--- start Input data ---
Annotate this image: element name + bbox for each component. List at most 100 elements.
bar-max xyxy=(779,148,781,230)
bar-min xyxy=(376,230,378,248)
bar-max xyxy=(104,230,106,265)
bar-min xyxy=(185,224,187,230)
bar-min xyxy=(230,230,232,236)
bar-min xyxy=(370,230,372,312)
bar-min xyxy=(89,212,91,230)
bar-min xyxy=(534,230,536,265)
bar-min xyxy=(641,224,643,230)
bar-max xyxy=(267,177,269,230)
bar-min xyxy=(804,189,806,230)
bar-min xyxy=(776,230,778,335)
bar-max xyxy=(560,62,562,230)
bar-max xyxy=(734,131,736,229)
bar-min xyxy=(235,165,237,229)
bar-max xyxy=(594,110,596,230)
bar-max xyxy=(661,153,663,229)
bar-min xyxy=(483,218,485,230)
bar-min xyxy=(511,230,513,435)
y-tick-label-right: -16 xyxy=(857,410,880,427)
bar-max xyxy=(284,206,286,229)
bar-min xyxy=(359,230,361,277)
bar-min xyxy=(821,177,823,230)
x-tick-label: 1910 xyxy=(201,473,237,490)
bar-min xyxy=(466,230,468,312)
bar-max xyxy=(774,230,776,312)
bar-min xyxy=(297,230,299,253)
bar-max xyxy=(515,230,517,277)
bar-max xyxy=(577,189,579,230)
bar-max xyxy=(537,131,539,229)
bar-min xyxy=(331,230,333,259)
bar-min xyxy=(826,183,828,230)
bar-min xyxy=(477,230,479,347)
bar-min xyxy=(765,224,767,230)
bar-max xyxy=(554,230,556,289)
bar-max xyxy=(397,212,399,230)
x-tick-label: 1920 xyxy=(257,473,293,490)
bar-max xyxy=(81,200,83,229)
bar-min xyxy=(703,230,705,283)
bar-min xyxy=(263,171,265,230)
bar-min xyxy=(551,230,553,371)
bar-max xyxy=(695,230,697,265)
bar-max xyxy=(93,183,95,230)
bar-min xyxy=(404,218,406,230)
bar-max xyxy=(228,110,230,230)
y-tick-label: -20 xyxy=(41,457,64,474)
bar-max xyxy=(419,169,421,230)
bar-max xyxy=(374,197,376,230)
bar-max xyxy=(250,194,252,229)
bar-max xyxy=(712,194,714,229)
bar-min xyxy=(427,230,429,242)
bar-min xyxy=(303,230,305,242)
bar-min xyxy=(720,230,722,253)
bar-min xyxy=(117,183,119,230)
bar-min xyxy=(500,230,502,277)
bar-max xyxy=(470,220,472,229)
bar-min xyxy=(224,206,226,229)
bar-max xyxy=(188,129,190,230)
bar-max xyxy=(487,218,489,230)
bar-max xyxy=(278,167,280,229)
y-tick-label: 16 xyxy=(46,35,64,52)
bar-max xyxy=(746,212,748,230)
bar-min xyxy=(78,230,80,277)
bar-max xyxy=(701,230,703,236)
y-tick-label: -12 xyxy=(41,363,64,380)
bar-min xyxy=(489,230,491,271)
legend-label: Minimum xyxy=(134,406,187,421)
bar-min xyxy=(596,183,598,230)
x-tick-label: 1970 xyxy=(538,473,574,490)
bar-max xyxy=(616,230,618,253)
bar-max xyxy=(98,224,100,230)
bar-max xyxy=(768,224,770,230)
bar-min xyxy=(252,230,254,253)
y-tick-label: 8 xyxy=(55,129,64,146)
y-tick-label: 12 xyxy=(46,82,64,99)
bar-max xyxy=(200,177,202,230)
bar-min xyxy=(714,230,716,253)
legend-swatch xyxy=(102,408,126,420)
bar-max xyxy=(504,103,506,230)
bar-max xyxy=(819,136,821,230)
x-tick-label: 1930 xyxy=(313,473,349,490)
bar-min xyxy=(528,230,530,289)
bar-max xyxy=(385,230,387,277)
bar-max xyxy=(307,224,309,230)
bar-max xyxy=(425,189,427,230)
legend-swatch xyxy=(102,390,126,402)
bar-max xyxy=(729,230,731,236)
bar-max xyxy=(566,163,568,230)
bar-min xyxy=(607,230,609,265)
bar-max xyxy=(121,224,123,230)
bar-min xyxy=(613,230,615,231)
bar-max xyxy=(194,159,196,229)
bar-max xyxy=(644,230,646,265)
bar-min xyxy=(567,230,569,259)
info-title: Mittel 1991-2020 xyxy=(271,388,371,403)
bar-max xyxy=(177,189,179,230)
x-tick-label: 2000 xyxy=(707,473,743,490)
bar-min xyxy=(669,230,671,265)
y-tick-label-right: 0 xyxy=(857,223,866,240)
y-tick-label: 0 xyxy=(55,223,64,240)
--- end Input data ---
• _Exercise objective_:
Rewrite only the lines from the start of the listing down to and including the line containing "bar-min xyxy=(821,177,823,230)", putting "part" in place of "component" and changing nothing else.

• _Solution to this exercise_:
Annotate this image: element name + bbox for each part. List at most 100 elements.
bar-max xyxy=(779,148,781,230)
bar-min xyxy=(376,230,378,248)
bar-max xyxy=(104,230,106,265)
bar-min xyxy=(185,224,187,230)
bar-min xyxy=(230,230,232,236)
bar-min xyxy=(370,230,372,312)
bar-min xyxy=(89,212,91,230)
bar-min xyxy=(534,230,536,265)
bar-min xyxy=(641,224,643,230)
bar-max xyxy=(267,177,269,230)
bar-min xyxy=(804,189,806,230)
bar-min xyxy=(776,230,778,335)
bar-max xyxy=(560,62,562,230)
bar-max xyxy=(734,131,736,229)
bar-min xyxy=(235,165,237,229)
bar-max xyxy=(594,110,596,230)
bar-max xyxy=(661,153,663,229)
bar-min xyxy=(483,218,485,230)
bar-min xyxy=(511,230,513,435)
y-tick-label-right: -16 xyxy=(857,410,880,427)
bar-max xyxy=(284,206,286,229)
bar-min xyxy=(359,230,361,277)
bar-min xyxy=(821,177,823,230)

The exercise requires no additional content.